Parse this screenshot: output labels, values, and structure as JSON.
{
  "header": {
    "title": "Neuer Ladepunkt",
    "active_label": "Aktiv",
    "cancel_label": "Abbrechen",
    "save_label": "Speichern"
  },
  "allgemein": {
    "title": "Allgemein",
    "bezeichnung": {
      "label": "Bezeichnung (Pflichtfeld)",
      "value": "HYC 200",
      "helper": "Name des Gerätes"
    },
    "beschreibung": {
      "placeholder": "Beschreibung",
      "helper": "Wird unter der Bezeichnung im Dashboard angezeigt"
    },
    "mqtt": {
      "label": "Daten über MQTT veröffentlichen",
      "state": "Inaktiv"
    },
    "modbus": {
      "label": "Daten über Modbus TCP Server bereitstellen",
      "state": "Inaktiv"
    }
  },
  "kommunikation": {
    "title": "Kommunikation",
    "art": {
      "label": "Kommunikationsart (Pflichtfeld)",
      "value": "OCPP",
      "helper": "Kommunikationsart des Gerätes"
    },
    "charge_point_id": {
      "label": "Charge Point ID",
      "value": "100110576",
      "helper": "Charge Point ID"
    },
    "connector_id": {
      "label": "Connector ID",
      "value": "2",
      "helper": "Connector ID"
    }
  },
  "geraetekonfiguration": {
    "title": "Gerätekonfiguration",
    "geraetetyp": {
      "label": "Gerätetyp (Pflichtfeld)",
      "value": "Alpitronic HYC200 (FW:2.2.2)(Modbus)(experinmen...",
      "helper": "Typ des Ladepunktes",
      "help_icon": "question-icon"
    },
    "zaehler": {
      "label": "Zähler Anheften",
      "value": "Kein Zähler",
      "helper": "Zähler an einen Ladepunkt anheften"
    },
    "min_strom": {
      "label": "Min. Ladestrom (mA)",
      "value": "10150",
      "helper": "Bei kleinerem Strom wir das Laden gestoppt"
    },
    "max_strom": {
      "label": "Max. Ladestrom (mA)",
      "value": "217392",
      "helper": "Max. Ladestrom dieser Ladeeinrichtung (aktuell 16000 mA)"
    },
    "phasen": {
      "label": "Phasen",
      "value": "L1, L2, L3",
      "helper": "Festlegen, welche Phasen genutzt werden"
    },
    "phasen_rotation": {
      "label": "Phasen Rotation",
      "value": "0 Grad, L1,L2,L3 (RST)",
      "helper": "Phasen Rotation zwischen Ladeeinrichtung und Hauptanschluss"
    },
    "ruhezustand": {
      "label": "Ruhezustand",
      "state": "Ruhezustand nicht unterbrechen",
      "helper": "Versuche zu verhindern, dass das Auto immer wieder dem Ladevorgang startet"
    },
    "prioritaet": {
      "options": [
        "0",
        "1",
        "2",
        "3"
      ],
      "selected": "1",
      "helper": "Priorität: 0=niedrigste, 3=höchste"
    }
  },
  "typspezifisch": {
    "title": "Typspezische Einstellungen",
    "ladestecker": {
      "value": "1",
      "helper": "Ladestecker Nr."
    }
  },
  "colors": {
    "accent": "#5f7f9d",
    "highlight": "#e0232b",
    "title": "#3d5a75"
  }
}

------------------------------------

- Task
Every line of the data above should be copied exactly.

- Output below
Parse this screenshot: output labels, values, and structure as JSON.
{
  "header": {
    "title": "Neuer Ladepunkt",
    "active_label": "Aktiv",
    "cancel_label": "Abbrechen",
    "save_label": "Speichern"
  },
  "allgemein": {
    "title": "Allgemein",
    "bezeichnung": {
      "label": "Bezeichnung (Pflichtfeld)",
      "value": "HYC 200",
      "helper": "Name des Gerätes"
    },
    "beschreibung": {
      "placeholder": "Beschreibung",
      "helper": "Wird unter der Bezeichnung im Dashboard angezeigt"
    },
    "mqtt": {
      "label": "Daten über MQTT veröffentlichen",
      "state": "Inaktiv"
    },
    "modbus": {
      "label": "Daten über Modbus TCP Server bereitstellen",
      "state": "Inaktiv"
    }
  },
  "kommunikation": {
    "title": "Kommunikation",
    "art": {
      "label": "Kommunikationsart (Pflichtfeld)",
      "value": "OCPP",
      "helper": "Kommunikationsart des Gerätes"
    },
    "charge_point_id": {
      "label": "Charge Point ID",
      "value": "100110576",
      "helper": "Charge Point ID"
    },
    "connector_id": {
      "label": "Connector ID",
      "value": "2",
      "helper": "Connector ID"
    }
  },
  "geraetekonfiguration": {
    "title": "Gerätekonfiguration",
    "geraetetyp": {
      "label": "Gerätetyp (Pflichtfeld)",
      "value": "Alpitronic HYC200 (FW:2.2.2)(Modbus)(experinmen...",
      "helper": "Typ des Ladepunktes",
      "help_icon": "question-icon"
    },
    "zaehler": {
      "label": "Zähler Anheften",
      "value": "Kein Zähler",
      "helper": "Zähler an einen Ladepunkt anheften"
    },
    "min_strom": {
      "label": "Min. Ladestrom (mA)",
      "value": "10150",
      "helper": "Bei kleinerem Strom wir das Laden gestoppt"
    },
    "max_strom": {
      "label": "Max. Ladestrom (mA)",
      "value": "217392",
      "helper": "Max. Ladestrom dieser Ladeeinrichtung (aktuell 16000 mA)"
    },
    "phasen": {
      "label": "Phasen",
      "value": "L1, L2, L3",
      "helper": "Festlegen, welche Phasen genutzt werden"
    },
    "phasen_rotation": {
      "label": "Phasen Rotation",
      "value": "0 Grad, L1,L2,L3 (RST)",
      "helper": "Phasen Rotation zwischen Ladeeinrichtung und Hauptanschluss"
    },
    "ruhezustand": {
      "label": "Ruhezustand",
      "state": "Ruhezustand nicht unterbrechen",
      "helper": "Versuche zu verhindern, dass das Auto immer wieder dem Ladevorgang startet"
    },
    "prioritaet": {
      "options": [
        "0",
        "1",
        "2",
        "3"
      ],
      "selected": "1",
      "helper": "Priorität: 0=niedrigste, 3=höchste"
    }
  },
  "typspezifisch": {
    "title": "Typspezische Einstellungen",
    "ladestecker": {
      "value": "1",
      "helper": "Ladestecker Nr."
    }
  },
  "colors": {
    "accent": "#5f7f9d",
    "highlight": "#e0232b",
    "title": "#3d5a75"
  }
}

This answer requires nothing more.